The records:
• • • • • • •

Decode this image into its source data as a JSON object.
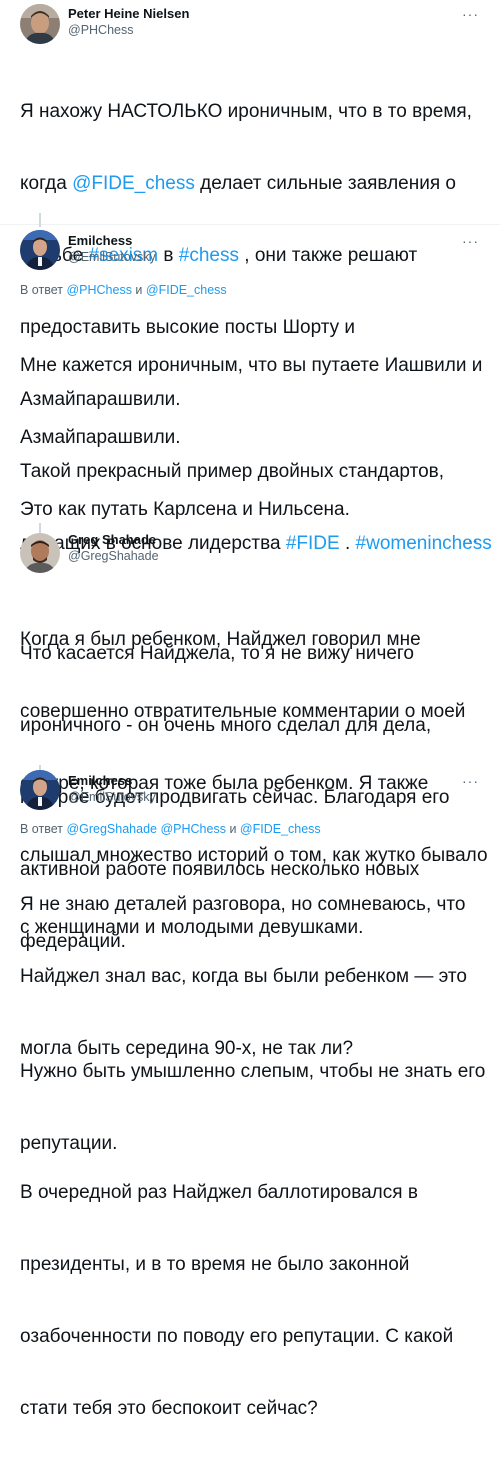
{
  "tweets": [
    {
      "name": "Peter Heine Nielsen",
      "handle": "@PHChess",
      "more": "···",
      "body": {
        "l1": "Я нахожу НАСТОЛЬКО ироничным, что в то время,",
        "l2a": "когда ",
        "l2b": "@FIDE_chess",
        "l2c": " делает сильные заявления о",
        "l3a": "борьбе ",
        "l3b": "#sexism",
        "l3c": " в ",
        "l3d": "#chess",
        "l3e": " , они также решают",
        "l4": "предоставить высокие посты Шорту и",
        "l5": "Азмайпарашвили.",
        "l6": "Такой прекрасный пример двойных стандартов,",
        "l7a": "лежащих в основе лидерства ",
        "l7b": "#FIDE",
        "l7c": " . ",
        "l7d": "#womeninchess"
      }
    },
    {
      "name": "Emilchess",
      "handle": "@EmilSutovsky",
      "more": "···",
      "reply_prefix": "В ответ ",
      "reply_a": "@PHChess",
      "reply_and": " и ",
      "reply_b": "@FIDE_chess",
      "body": {
        "l1": "Мне кажется ироничным, что вы путаете Иашвили и",
        "l2": "Азмайпарашвили.",
        "l3": "Это как путать Карлсена и Нильсена.",
        "l4": "Что касается Найджела, то я не вижу ничего",
        "l5": "ироничного - он очень много сделал для дела,",
        "l6": "которое будет продвигать сейчас. Благодаря его",
        "l7": "активной работе появилось несколько новых",
        "l8": "федераций."
      }
    },
    {
      "name": "Greg Shahade",
      "handle": "@GregShahade",
      "more": "···",
      "body": {
        "l1": "Когда я был ребенком, Найджел говорил мне",
        "l2": "совершенно отвратительные комментарии о моей",
        "l3": "сестре, которая тоже была ребенком. Я также",
        "l4": "слышал множество историй о том, как жутко бывало",
        "l5": "с женщинами и молодыми девушками.",
        "l6": "Нужно быть умышленно слепым, чтобы не знать его",
        "l7": "репутации."
      }
    },
    {
      "name": "Emilchess",
      "handle": "@EmilSutovsky",
      "more": "···",
      "reply_prefix": "В ответ ",
      "reply_a": "@GregShahade",
      "reply_sep": " ",
      "reply_b": "@PHChess",
      "reply_and": " и ",
      "reply_c": "@FIDE_chess",
      "body": {
        "l1": "Я не знаю деталей разговора, но сомневаюсь, что",
        "l2": "Найджел знал вас, когда вы были ребенком — это",
        "l3": "могла быть середина 90-х, не так ли?",
        "l4": "В очередной раз Найджел баллотировался в",
        "l5": "президенты, и в то время не было законной",
        "l6": "озабоченности по поводу его репутации. С какой",
        "l7": "стати тебя это беспокоит сейчас?"
      }
    }
  ],
  "colors": {
    "link": "#1d9bf0",
    "muted": "#536471",
    "text": "#0f1419",
    "thread": "#cfd9de"
  }
}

• • • • • • •

Aim: Copy out the entries verbatim and leave the images out.

Correct answer:
Decode this image into its source data as a JSON object.
{
  "tweets": [
    {
      "name": "Peter Heine Nielsen",
      "handle": "@PHChess",
      "more": "···",
      "body": {
        "l1": "Я нахожу НАСТОЛЬКО ироничным, что в то время,",
        "l2a": "когда ",
        "l2b": "@FIDE_chess",
        "l2c": " делает сильные заявления о",
        "l3a": "борьбе ",
        "l3b": "#sexism",
        "l3c": " в ",
        "l3d": "#chess",
        "l3e": " , они также решают",
        "l4": "предоставить высокие посты Шорту и",
        "l5": "Азмайпарашвили.",
        "l6": "Такой прекрасный пример двойных стандартов,",
        "l7a": "лежащих в основе лидерства ",
        "l7b": "#FIDE",
        "l7c": " . ",
        "l7d": "#womeninchess"
      }
    },
    {
      "name": "Emilchess",
      "handle": "@EmilSutovsky",
      "more": "···",
      "reply_prefix": "В ответ ",
      "reply_a": "@PHChess",
      "reply_and": " и ",
      "reply_b": "@FIDE_chess",
      "body": {
        "l1": "Мне кажется ироничным, что вы путаете Иашвили и",
        "l2": "Азмайпарашвили.",
        "l3": "Это как путать Карлсена и Нильсена.",
        "l4": "Что касается Найджела, то я не вижу ничего",
        "l5": "ироничного - он очень много сделал для дела,",
        "l6": "которое будет продвигать сейчас. Благодаря его",
        "l7": "активной работе появилось несколько новых",
        "l8": "федераций."
      }
    },
    {
      "name": "Greg Shahade",
      "handle": "@GregShahade",
      "more": "···",
      "body": {
        "l1": "Когда я был ребенком, Найджел говорил мне",
        "l2": "совершенно отвратительные комментарии о моей",
        "l3": "сестре, которая тоже была ребенком. Я также",
        "l4": "слышал множество историй о том, как жутко бывало",
        "l5": "с женщинами и молодыми девушками.",
        "l6": "Нужно быть умышленно слепым, чтобы не знать его",
        "l7": "репутации."
      }
    },
    {
      "name": "Emilchess",
      "handle": "@EmilSutovsky",
      "more": "···",
      "reply_prefix": "В ответ ",
      "reply_a": "@GregShahade",
      "reply_sep": " ",
      "reply_b": "@PHChess",
      "reply_and": " и ",
      "reply_c": "@FIDE_chess",
      "body": {
        "l1": "Я не знаю деталей разговора, но сомневаюсь, что",
        "l2": "Найджел знал вас, когда вы были ребенком — это",
        "l3": "могла быть середина 90-х, не так ли?",
        "l4": "В очередной раз Найджел баллотировался в",
        "l5": "президенты, и в то время не было законной",
        "l6": "озабоченности по поводу его репутации. С какой",
        "l7": "стати тебя это беспокоит сейчас?"
      }
    }
  ],
  "colors": {
    "link": "#1d9bf0",
    "muted": "#536471",
    "text": "#0f1419",
    "thread": "#cfd9de"
  }
}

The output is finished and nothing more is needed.